--- WHAT YOU HAVE TO DO ---
Without altering anything, output the material below.

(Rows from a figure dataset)
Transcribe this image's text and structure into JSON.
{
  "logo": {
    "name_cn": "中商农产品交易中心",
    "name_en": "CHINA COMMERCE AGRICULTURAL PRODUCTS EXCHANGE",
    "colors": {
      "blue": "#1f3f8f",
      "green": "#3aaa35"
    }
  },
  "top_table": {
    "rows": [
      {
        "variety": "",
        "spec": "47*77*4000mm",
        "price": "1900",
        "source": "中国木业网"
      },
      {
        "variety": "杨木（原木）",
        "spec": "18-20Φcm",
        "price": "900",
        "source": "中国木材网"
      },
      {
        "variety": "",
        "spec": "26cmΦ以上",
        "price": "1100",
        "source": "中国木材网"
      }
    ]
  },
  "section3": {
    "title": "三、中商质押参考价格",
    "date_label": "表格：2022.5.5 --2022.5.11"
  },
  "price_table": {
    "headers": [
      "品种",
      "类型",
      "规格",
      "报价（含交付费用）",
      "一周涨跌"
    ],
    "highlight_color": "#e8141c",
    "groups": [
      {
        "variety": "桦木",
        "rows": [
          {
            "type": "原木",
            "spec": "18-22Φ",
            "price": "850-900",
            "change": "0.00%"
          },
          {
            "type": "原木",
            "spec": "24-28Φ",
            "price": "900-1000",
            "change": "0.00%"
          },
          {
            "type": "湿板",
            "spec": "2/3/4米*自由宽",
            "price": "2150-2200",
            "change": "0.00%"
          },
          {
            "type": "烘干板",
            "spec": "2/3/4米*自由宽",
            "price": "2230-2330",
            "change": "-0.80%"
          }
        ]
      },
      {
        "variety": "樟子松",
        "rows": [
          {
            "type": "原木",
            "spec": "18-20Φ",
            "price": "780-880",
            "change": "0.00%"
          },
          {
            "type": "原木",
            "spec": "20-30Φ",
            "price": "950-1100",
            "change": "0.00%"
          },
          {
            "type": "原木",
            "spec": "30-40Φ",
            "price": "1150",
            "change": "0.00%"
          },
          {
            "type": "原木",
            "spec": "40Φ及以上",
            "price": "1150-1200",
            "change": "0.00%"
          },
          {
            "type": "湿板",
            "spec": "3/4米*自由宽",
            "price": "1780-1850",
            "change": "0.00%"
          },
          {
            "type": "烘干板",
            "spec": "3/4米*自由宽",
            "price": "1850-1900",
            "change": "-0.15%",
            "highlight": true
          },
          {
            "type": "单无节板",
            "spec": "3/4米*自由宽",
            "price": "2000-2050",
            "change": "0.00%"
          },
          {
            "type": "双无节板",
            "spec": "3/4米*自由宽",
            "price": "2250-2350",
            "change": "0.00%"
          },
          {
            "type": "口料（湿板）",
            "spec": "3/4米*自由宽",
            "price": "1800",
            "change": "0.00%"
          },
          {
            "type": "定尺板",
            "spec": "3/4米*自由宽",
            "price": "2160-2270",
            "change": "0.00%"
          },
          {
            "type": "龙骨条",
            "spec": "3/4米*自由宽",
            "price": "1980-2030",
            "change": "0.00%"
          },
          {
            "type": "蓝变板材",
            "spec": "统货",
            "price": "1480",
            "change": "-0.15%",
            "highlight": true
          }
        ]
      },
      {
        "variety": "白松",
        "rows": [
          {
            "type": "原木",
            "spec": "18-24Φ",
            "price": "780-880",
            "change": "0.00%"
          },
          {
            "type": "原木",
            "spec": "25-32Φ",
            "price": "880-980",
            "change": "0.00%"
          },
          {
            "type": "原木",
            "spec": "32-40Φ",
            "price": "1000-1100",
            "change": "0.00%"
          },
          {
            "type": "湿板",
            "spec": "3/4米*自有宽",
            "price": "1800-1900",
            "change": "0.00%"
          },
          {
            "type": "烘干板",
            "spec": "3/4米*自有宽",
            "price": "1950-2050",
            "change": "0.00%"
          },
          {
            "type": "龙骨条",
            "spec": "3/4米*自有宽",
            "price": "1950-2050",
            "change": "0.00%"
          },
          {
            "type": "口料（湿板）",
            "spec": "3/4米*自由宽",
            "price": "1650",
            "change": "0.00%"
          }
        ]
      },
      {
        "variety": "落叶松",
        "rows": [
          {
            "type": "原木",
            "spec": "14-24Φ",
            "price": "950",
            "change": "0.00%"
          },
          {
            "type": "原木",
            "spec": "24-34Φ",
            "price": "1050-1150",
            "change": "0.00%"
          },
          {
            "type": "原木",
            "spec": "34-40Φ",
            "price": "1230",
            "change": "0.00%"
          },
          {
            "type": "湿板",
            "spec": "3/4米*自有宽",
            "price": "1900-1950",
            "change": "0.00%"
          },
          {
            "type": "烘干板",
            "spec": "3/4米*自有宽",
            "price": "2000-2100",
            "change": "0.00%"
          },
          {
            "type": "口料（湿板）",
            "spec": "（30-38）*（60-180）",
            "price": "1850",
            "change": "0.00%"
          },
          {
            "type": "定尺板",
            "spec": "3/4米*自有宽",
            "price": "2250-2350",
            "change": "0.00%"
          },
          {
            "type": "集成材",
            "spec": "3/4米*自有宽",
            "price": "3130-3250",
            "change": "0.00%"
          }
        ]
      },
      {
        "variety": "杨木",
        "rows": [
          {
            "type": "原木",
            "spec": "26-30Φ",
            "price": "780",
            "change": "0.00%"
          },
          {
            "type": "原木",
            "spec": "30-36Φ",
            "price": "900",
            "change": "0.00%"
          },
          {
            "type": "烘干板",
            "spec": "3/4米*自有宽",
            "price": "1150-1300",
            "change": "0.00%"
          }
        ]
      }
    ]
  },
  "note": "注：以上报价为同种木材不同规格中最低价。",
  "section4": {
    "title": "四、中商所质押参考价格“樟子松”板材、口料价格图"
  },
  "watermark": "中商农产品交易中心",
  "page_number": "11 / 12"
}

--- RIGHT ANSWER ---
Transcribe this image's text and structure into JSON.
{
  "logo": {
    "name_cn": "中商农产品交易中心",
    "name_en": "CHINA COMMERCE AGRICULTURAL PRODUCTS EXCHANGE",
    "colors": {
      "blue": "#1f3f8f",
      "green": "#3aaa35"
    }
  },
  "top_table": {
    "rows": [
      {
        "variety": "",
        "spec": "47*77*4000mm",
        "price": "1900",
        "source": "中国木业网"
      },
      {
        "variety": "杨木（原木）",
        "spec": "18-20Φcm",
        "price": "900",
        "source": "中国木材网"
      },
      {
        "variety": "",
        "spec": "26cmΦ以上",
        "price": "1100",
        "source": "中国木材网"
      }
    ]
  },
  "section3": {
    "title": "三、中商质押参考价格",
    "date_label": "表格：2022.5.5 --2022.5.11"
  },
  "price_table": {
    "headers": [
      "品种",
      "类型",
      "规格",
      "报价（含交付费用）",
      "一周涨跌"
    ],
    "highlight_color": "#e8141c",
    "groups": [
      {
        "variety": "桦木",
        "rows": [
          {
            "type": "原木",
            "spec": "18-22Φ",
            "price": "850-900",
            "change": "0.00%"
          },
          {
            "type": "原木",
            "spec": "24-28Φ",
            "price": "900-1000",
            "change": "0.00%"
          },
          {
            "type": "湿板",
            "spec": "2/3/4米*自由宽",
            "price": "2150-2200",
            "change": "0.00%"
          },
          {
            "type": "烘干板",
            "spec": "2/3/4米*自由宽",
            "price": "2230-2330",
            "change": "-0.80%"
          }
        ]
      },
      {
        "variety": "樟子松",
        "rows": [
          {
            "type": "原木",
            "spec": "18-20Φ",
            "price": "780-880",
            "change": "0.00%"
          },
          {
            "type": "原木",
            "spec": "20-30Φ",
            "price": "950-1100",
            "change": "0.00%"
          },
          {
            "type": "原木",
            "spec": "30-40Φ",
            "price": "1150",
            "change": "0.00%"
          },
          {
            "type": "原木",
            "spec": "40Φ及以上",
            "price": "1150-1200",
            "change": "0.00%"
          },
          {
            "type": "湿板",
            "spec": "3/4米*自由宽",
            "price": "1780-1850",
            "change": "0.00%"
          },
          {
            "type": "烘干板",
            "spec": "3/4米*自由宽",
            "price": "1850-1900",
            "change": "-0.15%",
            "highlight": true
          },
          {
            "type": "单无节板",
            "spec": "3/4米*自由宽",
            "price": "2000-2050",
            "change": "0.00%"
          },
          {
            "type": "双无节板",
            "spec": "3/4米*自由宽",
            "price": "2250-2350",
            "change": "0.00%"
          },
          {
            "type": "口料（湿板）",
            "spec": "3/4米*自由宽",
            "price": "1800",
            "change": "0.00%"
          },
          {
            "type": "定尺板",
            "spec": "3/4米*自由宽",
            "price": "2160-2270",
            "change": "0.00%"
          },
          {
            "type": "龙骨条",
            "spec": "3/4米*自由宽",
            "price": "1980-2030",
            "change": "0.00%"
          },
          {
            "type": "蓝变板材",
            "spec": "统货",
            "price": "1480",
            "change": "-0.15%",
            "highlight": true
          }
        ]
      },
      {
        "variety": "白松",
        "rows": [
          {
            "type": "原木",
            "spec": "18-24Φ",
            "price": "780-880",
            "change": "0.00%"
          },
          {
            "type": "原木",
            "spec": "25-32Φ",
            "price": "880-980",
            "change": "0.00%"
          },
          {
            "type": "原木",
            "spec": "32-40Φ",
            "price": "1000-1100",
            "change": "0.00%"
          },
          {
            "type": "湿板",
            "spec": "3/4米*自有宽",
            "price": "1800-1900",
            "change": "0.00%"
          },
          {
            "type": "烘干板",
            "spec": "3/4米*自有宽",
            "price": "1950-2050",
            "change": "0.00%"
          },
          {
            "type": "龙骨条",
            "spec": "3/4米*自有宽",
            "price": "1950-2050",
            "change": "0.00%"
          },
          {
            "type": "口料（湿板）",
            "spec": "3/4米*自由宽",
            "price": "1650",
            "change": "0.00%"
          }
        ]
      },
      {
        "variety": "落叶松",
        "rows": [
          {
            "type": "原木",
            "spec": "14-24Φ",
            "price": "950",
            "change": "0.00%"
          },
          {
            "type": "原木",
            "spec": "24-34Φ",
            "price": "1050-1150",
            "change": "0.00%"
          },
          {
            "type": "原木",
            "spec": "34-40Φ",
            "price": "1230",
            "change": "0.00%"
          },
          {
            "type": "湿板",
            "spec": "3/4米*自有宽",
            "price": "1900-1950",
            "change": "0.00%"
          },
          {
            "type": "烘干板",
            "spec": "3/4米*自有宽",
            "price": "2000-2100",
            "change": "0.00%"
          },
          {
            "type": "口料（湿板）",
            "spec": "（30-38）*（60-180）",
            "price": "1850",
            "change": "0.00%"
          },
          {
            "type": "定尺板",
            "spec": "3/4米*自有宽",
            "price": "2250-2350",
            "change": "0.00%"
          },
          {
            "type": "集成材",
            "spec": "3/4米*自有宽",
            "price": "3130-3250",
            "change": "0.00%"
          }
        ]
      },
      {
        "variety": "杨木",
        "rows": [
          {
            "type": "原木",
            "spec": "26-30Φ",
            "price": "780",
            "change": "0.00%"
          },
          {
            "type": "原木",
            "spec": "30-36Φ",
            "price": "900",
            "change": "0.00%"
          },
          {
            "type": "烘干板",
            "spec": "3/4米*自有宽",
            "price": "1150-1300",
            "change": "0.00%"
          }
        ]
      }
    ]
  },
  "note": "注：以上报价为同种木材不同规格中最低价。",
  "section4": {
    "title": "四、中商所质押参考价格“樟子松”板材、口料价格图"
  },
  "watermark": "中商农产品交易中心",
  "page_number": "11 / 12"
}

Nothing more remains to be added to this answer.